# [INPUT MATERIAL]
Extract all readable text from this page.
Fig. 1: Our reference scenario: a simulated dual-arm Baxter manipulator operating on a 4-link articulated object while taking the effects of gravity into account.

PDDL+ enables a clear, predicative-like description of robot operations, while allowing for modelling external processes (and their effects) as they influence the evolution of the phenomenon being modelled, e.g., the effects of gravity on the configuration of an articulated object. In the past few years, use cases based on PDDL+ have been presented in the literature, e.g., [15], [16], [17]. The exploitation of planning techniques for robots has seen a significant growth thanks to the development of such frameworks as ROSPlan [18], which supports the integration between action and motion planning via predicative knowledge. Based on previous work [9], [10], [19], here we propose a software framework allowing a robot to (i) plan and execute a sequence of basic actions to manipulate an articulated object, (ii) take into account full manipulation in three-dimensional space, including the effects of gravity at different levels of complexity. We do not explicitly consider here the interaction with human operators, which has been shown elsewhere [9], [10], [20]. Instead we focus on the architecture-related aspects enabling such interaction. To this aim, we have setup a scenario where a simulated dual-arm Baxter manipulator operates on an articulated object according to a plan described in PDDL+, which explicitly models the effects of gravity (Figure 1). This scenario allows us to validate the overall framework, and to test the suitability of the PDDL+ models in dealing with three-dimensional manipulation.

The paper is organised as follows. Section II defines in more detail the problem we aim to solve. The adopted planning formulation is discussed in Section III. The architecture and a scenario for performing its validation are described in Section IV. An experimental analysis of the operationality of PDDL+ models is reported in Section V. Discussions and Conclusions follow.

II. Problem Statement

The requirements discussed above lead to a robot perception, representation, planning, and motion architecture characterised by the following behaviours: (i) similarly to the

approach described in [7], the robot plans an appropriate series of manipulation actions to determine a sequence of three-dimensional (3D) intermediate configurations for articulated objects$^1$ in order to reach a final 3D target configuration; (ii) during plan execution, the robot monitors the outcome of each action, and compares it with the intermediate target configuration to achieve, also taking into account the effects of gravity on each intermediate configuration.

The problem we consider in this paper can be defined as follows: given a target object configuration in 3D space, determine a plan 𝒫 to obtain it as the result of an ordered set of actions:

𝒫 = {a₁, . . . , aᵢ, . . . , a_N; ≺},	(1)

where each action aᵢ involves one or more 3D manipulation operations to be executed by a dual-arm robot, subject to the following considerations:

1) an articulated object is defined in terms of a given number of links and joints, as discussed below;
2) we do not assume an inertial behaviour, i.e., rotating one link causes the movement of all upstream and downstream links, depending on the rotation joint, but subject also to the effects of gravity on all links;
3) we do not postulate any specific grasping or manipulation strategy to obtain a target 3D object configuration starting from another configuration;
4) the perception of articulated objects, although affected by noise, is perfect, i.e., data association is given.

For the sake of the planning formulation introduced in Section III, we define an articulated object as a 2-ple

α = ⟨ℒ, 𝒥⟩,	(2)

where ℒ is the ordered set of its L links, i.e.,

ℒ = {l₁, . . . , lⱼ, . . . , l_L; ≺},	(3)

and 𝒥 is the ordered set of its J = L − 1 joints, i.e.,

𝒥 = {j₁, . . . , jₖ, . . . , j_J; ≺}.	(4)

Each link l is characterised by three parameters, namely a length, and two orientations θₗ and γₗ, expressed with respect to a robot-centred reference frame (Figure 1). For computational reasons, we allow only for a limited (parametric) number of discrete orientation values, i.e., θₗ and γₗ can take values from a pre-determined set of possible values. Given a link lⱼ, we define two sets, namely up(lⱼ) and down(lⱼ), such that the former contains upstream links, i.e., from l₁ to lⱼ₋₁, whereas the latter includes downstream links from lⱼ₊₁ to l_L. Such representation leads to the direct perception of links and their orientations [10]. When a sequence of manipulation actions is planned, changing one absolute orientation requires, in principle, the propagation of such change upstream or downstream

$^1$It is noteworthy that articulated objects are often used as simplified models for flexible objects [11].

...

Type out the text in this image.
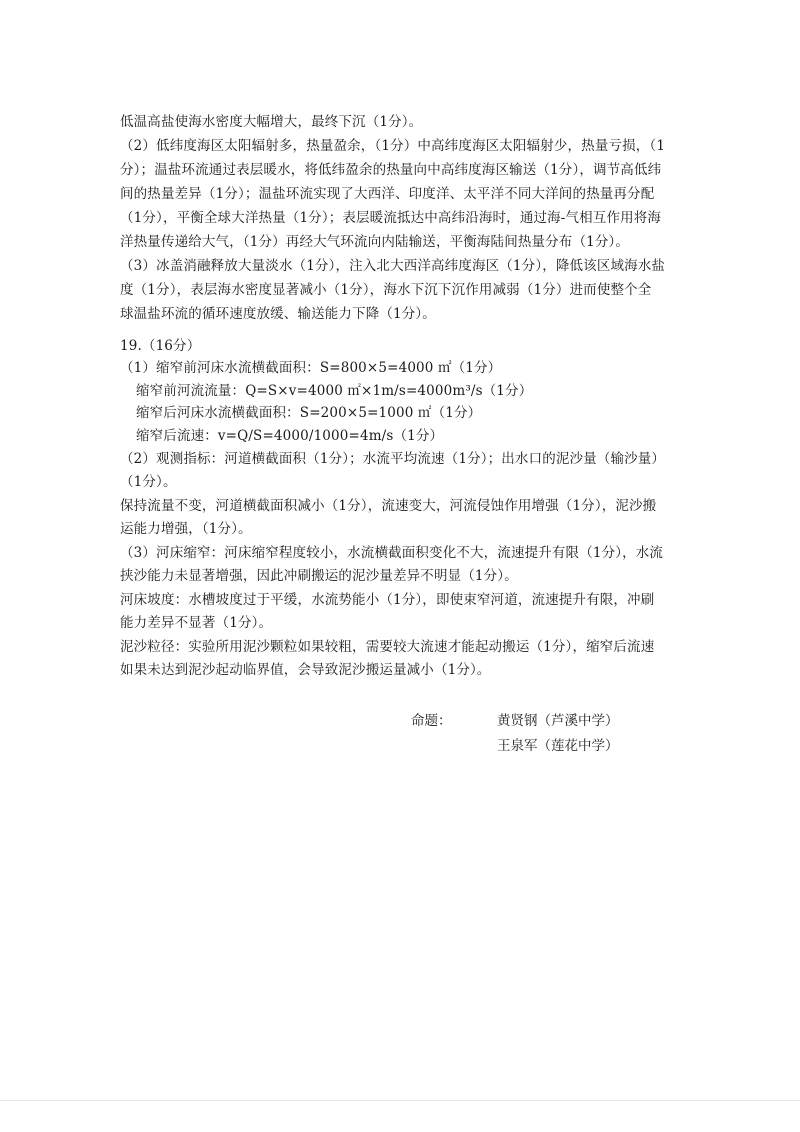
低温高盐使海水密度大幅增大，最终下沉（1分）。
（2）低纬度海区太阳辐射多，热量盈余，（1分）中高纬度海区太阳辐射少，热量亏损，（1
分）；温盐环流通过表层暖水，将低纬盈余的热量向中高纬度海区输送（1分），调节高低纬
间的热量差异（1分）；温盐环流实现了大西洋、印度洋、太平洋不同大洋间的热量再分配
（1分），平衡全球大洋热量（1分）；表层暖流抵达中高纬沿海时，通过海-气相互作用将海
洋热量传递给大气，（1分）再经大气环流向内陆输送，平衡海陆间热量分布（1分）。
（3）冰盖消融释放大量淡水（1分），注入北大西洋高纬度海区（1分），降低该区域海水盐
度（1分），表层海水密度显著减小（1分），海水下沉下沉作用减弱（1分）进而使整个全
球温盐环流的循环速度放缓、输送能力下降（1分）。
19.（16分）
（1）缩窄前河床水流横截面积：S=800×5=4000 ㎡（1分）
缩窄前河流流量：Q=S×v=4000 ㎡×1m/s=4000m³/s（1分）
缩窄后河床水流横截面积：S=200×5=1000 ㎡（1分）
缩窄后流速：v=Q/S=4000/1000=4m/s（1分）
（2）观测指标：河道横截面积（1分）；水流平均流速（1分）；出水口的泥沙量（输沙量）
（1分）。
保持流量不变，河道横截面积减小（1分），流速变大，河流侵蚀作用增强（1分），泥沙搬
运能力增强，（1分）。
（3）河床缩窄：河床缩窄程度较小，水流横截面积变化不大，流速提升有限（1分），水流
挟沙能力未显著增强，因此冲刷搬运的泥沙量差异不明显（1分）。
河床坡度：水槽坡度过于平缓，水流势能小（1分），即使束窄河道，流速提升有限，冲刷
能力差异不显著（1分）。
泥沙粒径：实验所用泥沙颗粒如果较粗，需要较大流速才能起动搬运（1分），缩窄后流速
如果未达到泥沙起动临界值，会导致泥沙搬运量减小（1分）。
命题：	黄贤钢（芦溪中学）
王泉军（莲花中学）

# [TASK OBJECTIVE]
Scan the material above for the string "manipulator" and report each line where you find it.

# [WRITTEN SOLUTION]
Fig. 1: Our reference scenario: a simulated dual-arm Baxter manipulator operating on a 4-link articulated object while taking the effects of gravity into account.
PDDL+ enables a clear, predicative-like description of robot operations, while allowing for modelling external processes (and their effects) as they influence the evolution of the phenomenon being modelled, e.g., the effects of gravity on the configuration of an articulated object. In the past few years, use cases based on PDDL+ have been presented in the literature, e.g., [15], [16], [17]. The exploitation of planning techniques for robots has seen a significant growth thanks to the development of such frameworks as ROSPlan [18], which supports the integration between action and motion planning via predicative knowledge. Based on previous work [9], [10], [19], here we propose a software framework allowing a robot to (i) plan and execute a sequence of basic actions to manipulate an articulated object, (ii) take into account full manipulation in three-dimensional space, including the effects of gravity at different levels of complexity. We do not explicitly consider here the interaction with human operators, which has been shown elsewhere [9], [10], [20]. Instead we focus on the architecture-related aspects enabling such interaction. To this aim, we have setup a scenario where a simulated dual-arm Baxter manipulator operates on an articulated object according to a plan described in PDDL+, which explicitly models the effects of gravity (Figure 1). This scenario allows us to validate the overall framework, and to test the suitability of the PDDL+ models in dealing with three-dimensional manipulation.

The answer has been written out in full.